STATED TASK: Could you copy each of the rows below line for line, without changing anything and with the pictures left out?

══════

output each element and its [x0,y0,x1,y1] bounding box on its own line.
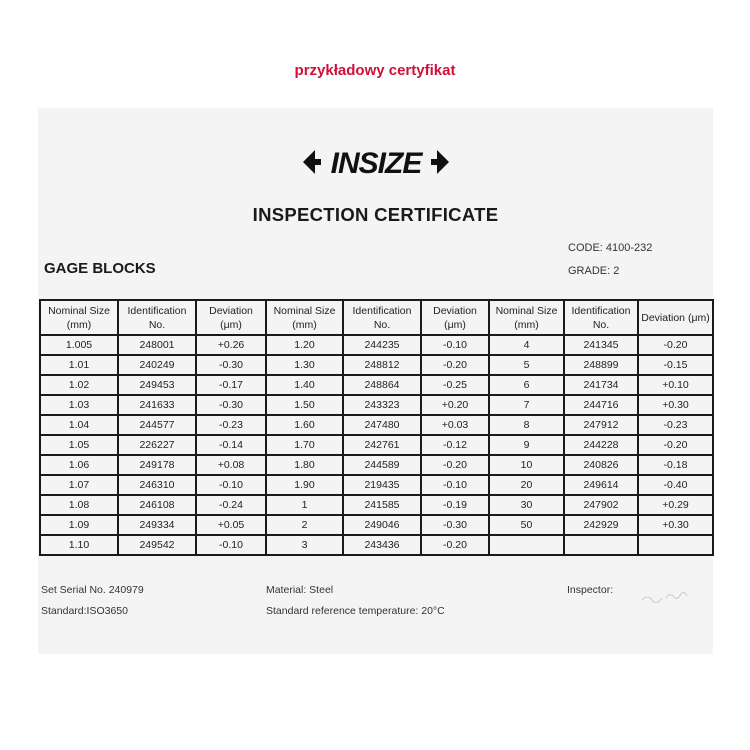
table-row [40,455,713,475]
table-cell: -0.24 [196,495,266,515]
table-cell: 1.30 [266,355,343,375]
table-cell: 1.70 [266,435,343,455]
table-cell: -0.25 [421,375,489,395]
table-cell: 1 [266,495,343,515]
table-cell: -0.19 [421,495,489,515]
table-row [40,335,713,355]
table-cell: +0.03 [421,415,489,435]
table-cell: +0.30 [638,515,713,535]
table-cell: 226227 [118,435,196,455]
column-header: Nominal Size (mm) [266,300,343,335]
table-cell: 1.50 [266,395,343,415]
table-cell: +0.05 [196,515,266,535]
table-cell: 246108 [118,495,196,515]
inspector-signature [638,588,698,604]
table-cell [489,535,564,555]
insize-logo-mark [301,144,451,180]
inspector-label: Inspector: [567,584,614,596]
table-cell: 246310 [118,475,196,495]
table-cell: 1.03 [40,395,118,415]
table-cell: 247902 [564,495,638,515]
table-cell: 242761 [343,435,421,455]
logo-text: INSIZE [330,147,421,180]
table-cell: 249178 [118,455,196,475]
table-cell: +0.20 [421,395,489,415]
table-cell: -0.14 [196,435,266,455]
table-row [40,375,713,395]
table-cell: -0.20 [638,435,713,455]
table-cell: 244577 [118,415,196,435]
column-header: Deviation (μm) [638,300,713,335]
table-cell: 1.60 [266,415,343,435]
table-cell: 244589 [343,455,421,475]
table-cell: 249614 [564,475,638,495]
column-header: Deviation (μm) [196,300,266,335]
reference-temperature: Standard reference temperature: 20°C [266,605,445,617]
table-cell: -0.10 [421,335,489,355]
table-cell: -0.12 [421,435,489,455]
table-cell: -0.23 [638,415,713,435]
table-cell: 248899 [564,355,638,375]
table-cell: -0.20 [421,535,489,555]
table-cell: -0.17 [196,375,266,395]
table-cell: +0.10 [638,375,713,395]
table-cell: -0.10 [196,475,266,495]
table-cell: 241734 [564,375,638,395]
table-cell: -0.10 [196,535,266,555]
table-cell: -0.10 [421,475,489,495]
table-cell: 20 [489,475,564,495]
table-cell: 242929 [564,515,638,535]
table-cell: 248864 [343,375,421,395]
column-header: Nominal Size (mm) [40,300,118,335]
table-cell: 1.05 [40,435,118,455]
table-row [40,495,713,515]
table-cell: -0.23 [196,415,266,435]
table-cell: 244235 [343,335,421,355]
table-cell: -0.40 [638,475,713,495]
table-cell: 243436 [343,535,421,555]
table-body [40,335,713,555]
table-cell: 241633 [118,395,196,415]
product-grade: GRADE: 2 [568,265,620,277]
table-cell: 249542 [118,535,196,555]
table-cell: -0.30 [421,515,489,535]
table-cell: 244228 [564,435,638,455]
column-header: Identification No. [118,300,196,335]
column-header: Deviation (μm) [421,300,489,335]
table-cell: 10 [489,455,564,475]
table-cell [564,535,638,555]
table-cell: 8 [489,415,564,435]
table-row [40,415,713,435]
table-row [40,535,713,555]
table-cell: 248812 [343,355,421,375]
column-header: Nominal Size (mm) [489,300,564,335]
table-cell: 241345 [564,335,638,355]
table-header-row [40,300,713,335]
insize-logo [38,144,713,180]
table-cell: 219435 [343,475,421,495]
table-cell: 50 [489,515,564,535]
table-cell: +0.26 [196,335,266,355]
material: Material: Steel [266,584,334,596]
table-cell: +0.29 [638,495,713,515]
table-cell: 240826 [564,455,638,475]
table-cell: 1.02 [40,375,118,395]
table-cell: 30 [489,495,564,515]
table-cell: 1.07 [40,475,118,495]
table-cell: 1.40 [266,375,343,395]
table-cell: 249453 [118,375,196,395]
table-cell: 248001 [118,335,196,355]
table-cell: 243323 [343,395,421,415]
table-cell: 9 [489,435,564,455]
table-cell: -0.20 [421,455,489,475]
standard: Standard:ISO3650 [41,605,128,617]
table-cell: +0.30 [638,395,713,415]
table-row [40,435,713,455]
caption: przykładowy certyfikat [294,62,456,79]
table-cell: -0.15 [638,355,713,375]
table-cell: 7 [489,395,564,415]
table-cell: -0.30 [196,395,266,415]
column-header: Identification No. [564,300,638,335]
table-cell: 249046 [343,515,421,535]
table-cell: 1.90 [266,475,343,495]
table-cell: 247480 [343,415,421,435]
table-cell: -0.20 [421,355,489,375]
table-cell: 247912 [564,415,638,435]
table-cell: 1.06 [40,455,118,475]
certificate-title: INSPECTION CERTIFICATE [252,204,499,225]
product-name: GAGE BLOCKS [44,260,156,277]
measurement-table [39,299,714,556]
table-cell: 5 [489,355,564,375]
table-row [40,515,713,535]
table-cell: -0.30 [196,355,266,375]
table-cell: -0.18 [638,455,713,475]
table-row [40,355,713,375]
table-cell: 241585 [343,495,421,515]
table-row [40,395,713,415]
certificate-sheet [38,108,713,654]
table-row [40,475,713,495]
column-header: Identification No. [343,300,421,335]
table-cell: 244716 [564,395,638,415]
table-cell: 6 [489,375,564,395]
table-cell: 1.10 [40,535,118,555]
table-cell: 1.08 [40,495,118,515]
table-cell [638,535,713,555]
table-cell: 1.01 [40,355,118,375]
table-cell: -0.20 [638,335,713,355]
table-cell: 1.005 [40,335,118,355]
table-cell: +0.08 [196,455,266,475]
table-cell: 1.04 [40,415,118,435]
table-cell: 2 [266,515,343,535]
table-cell: 1.09 [40,515,118,535]
set-serial-number: Set Serial No. 240979 [41,584,144,596]
table-cell: 3 [266,535,343,555]
table-cell: 4 [489,335,564,355]
table-cell: 1.20 [266,335,343,355]
table-cell: 240249 [118,355,196,375]
product-code: CODE: 4100-232 [568,242,653,254]
table-cell: 1.80 [266,455,343,475]
table-cell: 249334 [118,515,196,535]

══════

THE SOLUTION:
output each element and its [x0,y0,x1,y1] bounding box on its own line.
table-row [40,455,713,475]
table-cell: -0.24 [196,495,266,515]
table-cell: 1.30 [266,355,343,375]
table-cell: 1.70 [266,435,343,455]
table-cell: -0.25 [421,375,489,395]
table-cell: 1 [266,495,343,515]
table-cell: -0.19 [421,495,489,515]
table-row [40,335,713,355]
table-cell: +0.03 [421,415,489,435]
table-cell: +0.30 [638,515,713,535]
table-cell: 226227 [118,435,196,455]
column-header: Nominal Size (mm) [266,300,343,335]
table-cell: 1.50 [266,395,343,415]
table-cell: +0.05 [196,515,266,535]
table-cell: 246108 [118,495,196,515]
inspector-signature [638,588,698,604]
table-cell [489,535,564,555]
insize-logo-mark [301,144,451,180]
inspector-label: Inspector: [567,584,614,596]
table-cell: 246310 [118,475,196,495]
table-cell: 1.03 [40,395,118,415]
table-cell: 247902 [564,495,638,515]
table-cell: 242761 [343,435,421,455]
logo-text: INSIZE [330,147,421,180]
table-cell: 249178 [118,455,196,475]
table-cell: +0.20 [421,395,489,415]
table-cell: -0.14 [196,435,266,455]
table-row [40,375,713,395]
table-cell: -0.20 [638,435,713,455]
table-cell: 244577 [118,415,196,435]
column-header: Deviation (μm) [638,300,713,335]
table-cell: 1.60 [266,415,343,435]
table-cell: 244589 [343,455,421,475]
table-cell: 249614 [564,475,638,495]
column-header: Deviation (μm) [196,300,266,335]
reference-temperature: Standard reference temperature: 20°C [266,605,445,617]
table-cell: -0.10 [421,335,489,355]
table-cell: -0.12 [421,435,489,455]
table-cell: -0.23 [638,415,713,435]
table-cell: 248899 [564,355,638,375]
table-cell: -0.20 [421,535,489,555]
table-cell: -0.17 [196,375,266,395]
table-cell: +0.10 [638,375,713,395]
table-cell: -0.10 [196,475,266,495]
table-cell: 241734 [564,375,638,395]
table-cell: -0.10 [196,535,266,555]
table-cell: -0.10 [421,475,489,495]
table-cell: 20 [489,475,564,495]
table-cell: 242929 [564,515,638,535]
table-cell: 248864 [343,375,421,395]
column-header: Nominal Size (mm) [40,300,118,335]
table-cell: 1.05 [40,435,118,455]
table-row [40,495,713,515]
table-cell: -0.23 [196,415,266,435]
table-cell: 244235 [343,335,421,355]
table-cell: -0.40 [638,475,713,495]
table-cell: 243436 [343,535,421,555]
table-body [40,335,713,555]
table-cell: 241633 [118,395,196,415]
product-grade: GRADE: 2 [568,265,620,277]
table-cell: 249542 [118,535,196,555]
table-cell: -0.30 [421,515,489,535]
table-cell: 244228 [564,435,638,455]
column-header: Identification No. [118,300,196,335]
column-header: Deviation (μm) [421,300,489,335]
table-cell: 10 [489,455,564,475]
table-cell [564,535,638,555]
table-cell: 8 [489,415,564,435]
table-row [40,415,713,435]
table-row [40,535,713,555]
table-cell: 248812 [343,355,421,375]
column-header: Nominal Size (mm) [489,300,564,335]
table-cell: 241345 [564,335,638,355]
table-header-row [40,300,713,335]
insize-logo [38,144,713,180]
table-cell: 219435 [343,475,421,495]
table-cell: 50 [489,515,564,535]
table-cell: +0.26 [196,335,266,355]
material: Material: Steel [266,584,334,596]
table-cell: +0.29 [638,495,713,515]
table-cell: 240826 [564,455,638,475]
table-cell: 1.02 [40,375,118,395]
table-cell: 30 [489,495,564,515]
table-cell: 1.07 [40,475,118,495]
table-cell: 1.40 [266,375,343,395]
table-cell: 249453 [118,375,196,395]
table-cell: 248001 [118,335,196,355]
table-cell: 243323 [343,395,421,415]
table-cell: 9 [489,435,564,455]
table-cell: -0.20 [421,455,489,475]
standard: Standard:ISO3650 [41,605,128,617]
table-cell: +0.30 [638,395,713,415]
table-row [40,435,713,455]
caption: przykładowy certyfikat [294,62,456,79]
table-cell: -0.15 [638,355,713,375]
table-cell: 7 [489,395,564,415]
table-cell: -0.30 [196,395,266,415]
column-header: Identification No. [564,300,638,335]
table-cell: 249046 [343,515,421,535]
table-cell: 1.90 [266,475,343,495]
table-cell: 247480 [343,415,421,435]
table-cell: -0.20 [421,355,489,375]
table-cell: 247912 [564,415,638,435]
table-cell: 1.06 [40,455,118,475]
certificate-title: INSPECTION CERTIFICATE [252,204,499,225]
product-name: GAGE BLOCKS [44,260,156,277]
measurement-table [39,299,714,556]
table-cell: 5 [489,355,564,375]
table-row [40,515,713,535]
table-cell: -0.30 [196,355,266,375]
table-cell: -0.18 [638,455,713,475]
table-row [40,355,713,375]
table-cell: 241585 [343,495,421,515]
table-row [40,395,713,415]
certificate-sheet [38,108,713,654]
table-row [40,475,713,495]
column-header: Identification No. [343,300,421,335]
table-cell: 244716 [564,395,638,415]
table-cell: 6 [489,375,564,395]
table-cell: 1.10 [40,535,118,555]
table-cell: 1.08 [40,495,118,515]
table-cell [638,535,713,555]
table-cell: 1.01 [40,355,118,375]
table-cell: -0.20 [638,335,713,355]
table-cell: 1.005 [40,335,118,355]
table-cell: +0.08 [196,455,266,475]
table-cell: 1.04 [40,415,118,435]
table-cell: 2 [266,515,343,535]
table-cell: 1.09 [40,515,118,535]
set-serial-number: Set Serial No. 240979 [41,584,144,596]
table-cell: 3 [266,535,343,555]
table-cell: 4 [489,335,564,355]
table-cell: 1.20 [266,335,343,355]
table-cell: 240249 [118,355,196,375]
product-code: CODE: 4100-232 [568,242,653,254]
table-cell: 1.80 [266,455,343,475]
table-cell: 249334 [118,515,196,535]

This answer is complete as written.